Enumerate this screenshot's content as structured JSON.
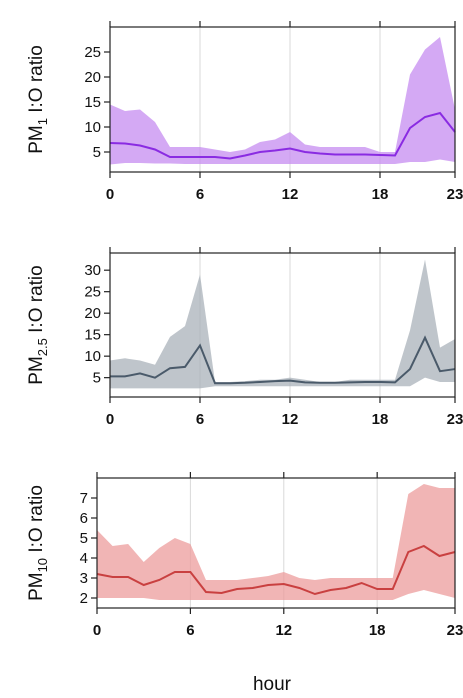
{
  "chart_data": [
    {
      "type": "area",
      "ylabel_prefix": "PM",
      "ylabel_subscript": "1",
      "ylabel_suffix": " I:O ratio",
      "color_line": "#8a2be2",
      "color_band": "#c58cf0",
      "x": [
        0,
        1,
        2,
        3,
        4,
        5,
        6,
        7,
        8,
        9,
        10,
        11,
        12,
        13,
        14,
        15,
        16,
        17,
        18,
        19,
        20,
        21,
        22,
        23
      ],
      "mean": [
        6.8,
        6.7,
        6.3,
        5.5,
        4.0,
        4.0,
        4.0,
        4.0,
        3.7,
        4.3,
        5.0,
        5.3,
        5.7,
        5.0,
        4.7,
        4.5,
        4.5,
        4.5,
        4.4,
        4.3,
        9.8,
        12.0,
        12.8,
        9.0
      ],
      "upper": [
        14.5,
        13.2,
        13.5,
        11.0,
        6.0,
        6.0,
        6.0,
        5.5,
        5.0,
        5.5,
        7.0,
        7.5,
        9.0,
        6.5,
        6.0,
        6.0,
        6.0,
        6.0,
        5.0,
        5.0,
        20.5,
        25.5,
        28.0,
        13.5
      ],
      "lower": [
        2.5,
        2.8,
        2.8,
        2.7,
        2.7,
        2.6,
        2.6,
        2.6,
        2.6,
        2.6,
        2.6,
        2.6,
        2.6,
        2.6,
        2.6,
        2.6,
        2.6,
        2.6,
        2.6,
        2.6,
        3.0,
        3.0,
        3.5,
        3.0
      ],
      "xlim": [
        0,
        23
      ],
      "ylim": [
        1,
        30
      ],
      "yticks": [
        5,
        10,
        15,
        20,
        25
      ],
      "xticks": [
        0,
        6,
        12,
        18,
        23
      ],
      "grid": true
    },
    {
      "type": "area",
      "ylabel_prefix": "PM",
      "ylabel_subscript": "2.5",
      "ylabel_suffix": " I:O ratio",
      "color_line": "#4a5a6a",
      "color_band": "#aab1ba",
      "x": [
        0,
        1,
        2,
        3,
        4,
        5,
        6,
        7,
        8,
        9,
        10,
        11,
        12,
        13,
        14,
        15,
        16,
        17,
        18,
        19,
        20,
        21,
        22,
        23
      ],
      "mean": [
        5.3,
        5.3,
        6.0,
        5.0,
        7.2,
        7.5,
        12.5,
        3.7,
        3.7,
        3.8,
        4.0,
        4.2,
        4.3,
        3.9,
        3.8,
        3.8,
        3.9,
        4.0,
        4.0,
        3.9,
        7.0,
        14.3,
        6.5,
        7.0
      ],
      "upper": [
        9.0,
        9.5,
        9.0,
        8.0,
        14.5,
        17.0,
        29.0,
        4.0,
        4.0,
        4.2,
        4.5,
        4.5,
        5.0,
        4.5,
        4.0,
        4.0,
        4.5,
        4.5,
        4.5,
        4.5,
        16.0,
        32.5,
        12.0,
        14.0
      ],
      "lower": [
        2.5,
        2.5,
        2.5,
        2.5,
        2.5,
        2.5,
        2.5,
        3.0,
        3.0,
        3.0,
        3.0,
        3.0,
        3.0,
        3.0,
        3.0,
        3.0,
        3.0,
        3.0,
        3.0,
        3.0,
        3.0,
        5.0,
        4.0,
        4.0
      ],
      "xlim": [
        0,
        23
      ],
      "ylim": [
        0.5,
        34
      ],
      "yticks": [
        5,
        10,
        15,
        20,
        25,
        30
      ],
      "xticks": [
        0,
        6,
        12,
        18,
        23
      ],
      "grid": true
    },
    {
      "type": "area",
      "ylabel_prefix": "PM",
      "ylabel_subscript": "10",
      "ylabel_suffix": " I:O ratio",
      "color_line": "#c94040",
      "color_band": "#ec9c9c",
      "x": [
        0,
        1,
        2,
        3,
        4,
        5,
        6,
        7,
        8,
        9,
        10,
        11,
        12,
        13,
        14,
        15,
        16,
        17,
        18,
        19,
        20,
        21,
        22,
        23
      ],
      "mean": [
        3.2,
        3.05,
        3.05,
        2.65,
        2.9,
        3.3,
        3.3,
        2.3,
        2.25,
        2.45,
        2.5,
        2.65,
        2.7,
        2.5,
        2.2,
        2.4,
        2.5,
        2.75,
        2.45,
        2.45,
        4.3,
        4.6,
        4.1,
        4.3
      ],
      "upper": [
        5.4,
        4.6,
        4.7,
        3.8,
        4.5,
        5.0,
        4.7,
        2.9,
        2.9,
        2.9,
        3.0,
        3.1,
        3.3,
        3.0,
        2.9,
        3.0,
        3.0,
        3.0,
        3.0,
        3.0,
        7.2,
        7.7,
        7.5,
        7.5
      ],
      "lower": [
        2.0,
        2.0,
        2.0,
        2.0,
        1.9,
        1.9,
        1.9,
        1.9,
        1.9,
        1.9,
        1.9,
        1.9,
        1.9,
        1.9,
        1.9,
        1.9,
        1.9,
        1.9,
        1.9,
        1.9,
        2.2,
        2.4,
        2.2,
        2.0
      ],
      "xlim": [
        0,
        23
      ],
      "ylim": [
        1.5,
        8
      ],
      "yticks": [
        2,
        3,
        4,
        5,
        6,
        7
      ],
      "xticks": [
        0,
        6,
        12,
        18,
        23
      ],
      "grid": true
    }
  ],
  "xlabel": "hour"
}
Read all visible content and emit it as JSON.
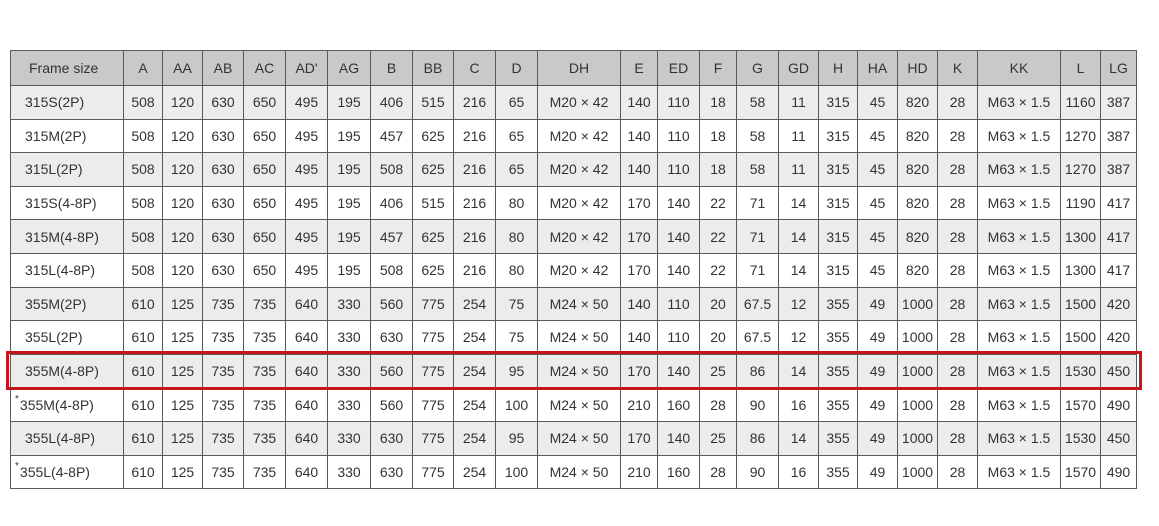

——————————

Each record must be quoted in full and exactly. Do not include the pictures.

_WORKED SOLUTION_.
Enumerate this screenshot's content as structured JSON.
{
  "chart_data": [
    {
      "type": "area",
      "ylabel_prefix": "PM",
      "ylabel_subscript": "1",
      "ylabel_suffix": " I:O ratio",
      "color_line": "#8a2be2",
      "color_band": "#c58cf0",
      "x": [
        0,
        1,
        2,
        3,
        4,
        5,
        6,
        7,
        8,
        9,
        10,
        11,
        12,
        13,
        14,
        15,
        16,
        17,
        18,
        19,
        20,
        21,
        22,
        23
      ],
      "mean": [
        6.8,
        6.7,
        6.3,
        5.5,
        4.0,
        4.0,
        4.0,
        4.0,
        3.7,
        4.3,
        5.0,
        5.3,
        5.7,
        5.0,
        4.7,
        4.5,
        4.5,
        4.5,
        4.4,
        4.3,
        9.8,
        12.0,
        12.8,
        9.0
      ],
      "upper": [
        14.5,
        13.2,
        13.5,
        11.0,
        6.0,
        6.0,
        6.0,
        5.5,
        5.0,
        5.5,
        7.0,
        7.5,
        9.0,
        6.5,
        6.0,
        6.0,
        6.0,
        6.0,
        5.0,
        5.0,
        20.5,
        25.5,
        28.0,
        13.5
      ],
      "lower": [
        2.5,
        2.8,
        2.8,
        2.7,
        2.7,
        2.6,
        2.6,
        2.6,
        2.6,
        2.6,
        2.6,
        2.6,
        2.6,
        2.6,
        2.6,
        2.6,
        2.6,
        2.6,
        2.6,
        2.6,
        3.0,
        3.0,
        3.5,
        3.0
      ],
      "xlim": [
        0,
        23
      ],
      "ylim": [
        1,
        30
      ],
      "yticks": [
        5,
        10,
        15,
        20,
        25
      ],
      "xticks": [
        0,
        6,
        12,
        18,
        23
      ],
      "grid": true
    },
    {
      "type": "area",
      "ylabel_prefix": "PM",
      "ylabel_subscript": "2.5",
      "ylabel_suffix": " I:O ratio",
      "color_line": "#4a5a6a",
      "color_band": "#aab1ba",
      "x": [
        0,
        1,
        2,
        3,
        4,
        5,
        6,
        7,
        8,
        9,
        10,
        11,
        12,
        13,
        14,
        15,
        16,
        17,
        18,
        19,
        20,
        21,
        22,
        23
      ],
      "mean": [
        5.3,
        5.3,
        6.0,
        5.0,
        7.2,
        7.5,
        12.5,
        3.7,
        3.7,
        3.8,
        4.0,
        4.2,
        4.3,
        3.9,
        3.8,
        3.8,
        3.9,
        4.0,
        4.0,
        3.9,
        7.0,
        14.3,
        6.5,
        7.0
      ],
      "upper": [
        9.0,
        9.5,
        9.0,
        8.0,
        14.5,
        17.0,
        29.0,
        4.0,
        4.0,
        4.2,
        4.5,
        4.5,
        5.0,
        4.5,
        4.0,
        4.0,
        4.5,
        4.5,
        4.5,
        4.5,
        16.0,
        32.5,
        12.0,
        14.0
      ],
      "lower": [
        2.5,
        2.5,
        2.5,
        2.5,
        2.5,
        2.5,
        2.5,
        3.0,
        3.0,
        3.0,
        3.0,
        3.0,
        3.0,
        3.0,
        3.0,
        3.0,
        3.0,
        3.0,
        3.0,
        3.0,
        3.0,
        5.0,
        4.0,
        4.0
      ],
      "xlim": [
        0,
        23
      ],
      "ylim": [
        0.5,
        34
      ],
      "yticks": [
        5,
        10,
        15,
        20,
        25,
        30
      ],
      "xticks": [
        0,
        6,
        12,
        18,
        23
      ],
      "grid": true
    },
    {
      "type": "area",
      "ylabel_prefix": "PM",
      "ylabel_subscript": "10",
      "ylabel_suffix": " I:O ratio",
      "color_line": "#c94040",
      "color_band": "#ec9c9c",
      "x": [
        0,
        1,
        2,
        3,
        4,
        5,
        6,
        7,
        8,
        9,
        10,
        11,
        12,
        13,
        14,
        15,
        16,
        17,
        18,
        19,
        20,
        21,
        22,
        23
      ],
      "mean": [
        3.2,
        3.05,
        3.05,
        2.65,
        2.9,
        3.3,
        3.3,
        2.3,
        2.25,
        2.45,
        2.5,
        2.65,
        2.7,
        2.5,
        2.2,
        2.4,
        2.5,
        2.75,
        2.45,
        2.45,
        4.3,
        4.6,
        4.1,
        4.3
      ],
      "upper": [
        5.4,
        4.6,
        4.7,
        3.8,
        4.5,
        5.0,
        4.7,
        2.9,
        2.9,
        2.9,
        3.0,
        3.1,
        3.3,
        3.0,
        2.9,
        3.0,
        3.0,
        3.0,
        3.0,
        3.0,
        7.2,
        7.7,
        7.5,
        7.5
      ],
      "lower": [
        2.0,
        2.0,
        2.0,
        2.0,
        1.9,
        1.9,
        1.9,
        1.9,
        1.9,
        1.9,
        1.9,
        1.9,
        1.9,
        1.9,
        1.9,
        1.9,
        1.9,
        1.9,
        1.9,
        1.9,
        2.2,
        2.4,
        2.2,
        2.0
      ],
      "xlim": [
        0,
        23
      ],
      "ylim": [
        1.5,
        8
      ],
      "yticks": [
        2,
        3,
        4,
        5,
        6,
        7
      ],
      "xticks": [
        0,
        6,
        12,
        18,
        23
      ],
      "grid": true
    }
  ],
  "xlabel": "hour"
}
Read all visible content and emit it as JSON.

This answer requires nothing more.